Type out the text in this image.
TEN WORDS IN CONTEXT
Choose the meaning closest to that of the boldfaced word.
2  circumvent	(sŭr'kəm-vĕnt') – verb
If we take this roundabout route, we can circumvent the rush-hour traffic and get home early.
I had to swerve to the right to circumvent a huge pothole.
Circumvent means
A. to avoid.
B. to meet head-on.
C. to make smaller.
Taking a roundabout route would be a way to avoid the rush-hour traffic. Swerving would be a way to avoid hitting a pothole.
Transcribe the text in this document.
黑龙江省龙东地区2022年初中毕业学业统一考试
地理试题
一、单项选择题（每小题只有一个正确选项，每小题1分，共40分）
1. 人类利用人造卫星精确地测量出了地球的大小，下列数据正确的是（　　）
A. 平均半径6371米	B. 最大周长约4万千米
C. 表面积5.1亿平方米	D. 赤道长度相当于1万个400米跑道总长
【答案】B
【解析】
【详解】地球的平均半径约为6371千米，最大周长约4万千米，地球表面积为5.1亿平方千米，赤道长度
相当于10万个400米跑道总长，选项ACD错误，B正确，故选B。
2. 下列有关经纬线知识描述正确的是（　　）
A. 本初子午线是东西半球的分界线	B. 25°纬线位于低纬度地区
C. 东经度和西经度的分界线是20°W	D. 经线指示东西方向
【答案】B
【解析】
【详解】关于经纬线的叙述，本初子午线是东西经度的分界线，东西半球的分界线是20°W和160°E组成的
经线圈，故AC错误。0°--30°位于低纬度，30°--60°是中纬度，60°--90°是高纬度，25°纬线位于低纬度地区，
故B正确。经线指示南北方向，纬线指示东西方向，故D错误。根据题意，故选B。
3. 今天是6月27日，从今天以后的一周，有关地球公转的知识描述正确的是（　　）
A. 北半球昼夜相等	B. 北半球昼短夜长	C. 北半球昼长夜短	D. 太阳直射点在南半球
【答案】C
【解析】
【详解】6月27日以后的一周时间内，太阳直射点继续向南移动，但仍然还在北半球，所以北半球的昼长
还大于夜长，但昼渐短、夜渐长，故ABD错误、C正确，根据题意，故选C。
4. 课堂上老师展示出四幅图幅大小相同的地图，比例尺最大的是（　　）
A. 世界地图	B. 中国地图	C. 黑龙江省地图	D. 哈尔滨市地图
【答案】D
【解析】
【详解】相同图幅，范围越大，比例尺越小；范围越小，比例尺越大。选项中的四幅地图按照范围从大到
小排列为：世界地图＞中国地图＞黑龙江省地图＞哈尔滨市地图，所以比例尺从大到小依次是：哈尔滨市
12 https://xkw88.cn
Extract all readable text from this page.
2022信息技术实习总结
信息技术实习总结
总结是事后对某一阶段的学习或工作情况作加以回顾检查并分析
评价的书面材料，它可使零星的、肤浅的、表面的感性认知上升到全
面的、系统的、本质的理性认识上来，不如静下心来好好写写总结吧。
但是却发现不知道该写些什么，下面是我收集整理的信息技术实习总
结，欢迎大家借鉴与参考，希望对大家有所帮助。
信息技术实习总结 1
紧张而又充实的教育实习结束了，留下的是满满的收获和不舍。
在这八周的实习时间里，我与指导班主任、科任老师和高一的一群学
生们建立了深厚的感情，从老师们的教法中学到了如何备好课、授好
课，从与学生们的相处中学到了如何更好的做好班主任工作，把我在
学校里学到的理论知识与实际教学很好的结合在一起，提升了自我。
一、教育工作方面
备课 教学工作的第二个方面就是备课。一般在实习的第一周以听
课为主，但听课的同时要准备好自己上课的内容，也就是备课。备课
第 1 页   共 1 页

(REQUIREMENTS)
Restate the data above word for word, please.

(REPLY)
Type out the text in this image.
TEN WORDS IN CONTEXT
Choose the meaning closest to that of the boldfaced word.
2  circumvent	(sŭr'kəm-vĕnt') – verb
If we take this roundabout route, we can circumvent the rush-hour traffic and get home early.
I had to swerve to the right to circumvent a huge pothole.
Circumvent means
A. to avoid.
B. to meet head-on.
C. to make smaller.
Taking a roundabout route would be a way to avoid the rush-hour traffic. Swerving would be a way to avoid hitting a pothole.
Transcribe the text in this document.
黑龙江省龙东地区2022年初中毕业学业统一考试
地理试题
一、单项选择题（每小题只有一个正确选项，每小题1分，共40分）
1. 人类利用人造卫星精确地测量出了地球的大小，下列数据正确的是（　　）
A. 平均半径6371米	B. 最大周长约4万千米
C. 表面积5.1亿平方米	D. 赤道长度相当于1万个400米跑道总长
【答案】B
【解析】
【详解】地球的平均半径约为6371千米，最大周长约4万千米，地球表面积为5.1亿平方千米，赤道长度
相当于10万个400米跑道总长，选项ACD错误，B正确，故选B。
2. 下列有关经纬线知识描述正确的是（　　）
A. 本初子午线是东西半球的分界线	B. 25°纬线位于低纬度地区
C. 东经度和西经度的分界线是20°W	D. 经线指示东西方向
【答案】B
【解析】
【详解】关于经纬线的叙述，本初子午线是东西经度的分界线，东西半球的分界线是20°W和160°E组成的
经线圈，故AC错误。0°--30°位于低纬度，30°--60°是中纬度，60°--90°是高纬度，25°纬线位于低纬度地区，
故B正确。经线指示南北方向，纬线指示东西方向，故D错误。根据题意，故选B。
3. 今天是6月27日，从今天以后的一周，有关地球公转的知识描述正确的是（　　）
A. 北半球昼夜相等	B. 北半球昼短夜长	C. 北半球昼长夜短	D. 太阳直射点在南半球
【答案】C
【解析】
【详解】6月27日以后的一周时间内，太阳直射点继续向南移动，但仍然还在北半球，所以北半球的昼长
还大于夜长，但昼渐短、夜渐长，故ABD错误、C正确，根据题意，故选C。
4. 课堂上老师展示出四幅图幅大小相同的地图，比例尺最大的是（　　）
A. 世界地图	B. 中国地图	C. 黑龙江省地图	D. 哈尔滨市地图
【答案】D
【解析】
【详解】相同图幅，范围越大，比例尺越小；范围越小，比例尺越大。选项中的四幅地图按照范围从大到
小排列为：世界地图＞中国地图＞黑龙江省地图＞哈尔滨市地图，所以比例尺从大到小依次是：哈尔滨市
12 https://xkw88.cn
Extract all readable text from this page.
2022信息技术实习总结
信息技术实习总结
总结是事后对某一阶段的学习或工作情况作加以回顾检查并分析
评价的书面材料，它可使零星的、肤浅的、表面的感性认知上升到全
面的、系统的、本质的理性认识上来，不如静下心来好好写写总结吧。
但是却发现不知道该写些什么，下面是我收集整理的信息技术实习总
结，欢迎大家借鉴与参考，希望对大家有所帮助。
信息技术实习总结 1
紧张而又充实的教育实习结束了，留下的是满满的收获和不舍。
在这八周的实习时间里，我与指导班主任、科任老师和高一的一群学
生们建立了深厚的感情，从老师们的教法中学到了如何备好课、授好
课，从与学生们的相处中学到了如何更好的做好班主任工作，把我在
学校里学到的理论知识与实际教学很好的结合在一起，提升了自我。
一、教育工作方面
备课 教学工作的第二个方面就是备课。一般在实习的第一周以听
课为主，但听课的同时要准备好自己上课的内容，也就是备课。备课
第 1 页   共 1 页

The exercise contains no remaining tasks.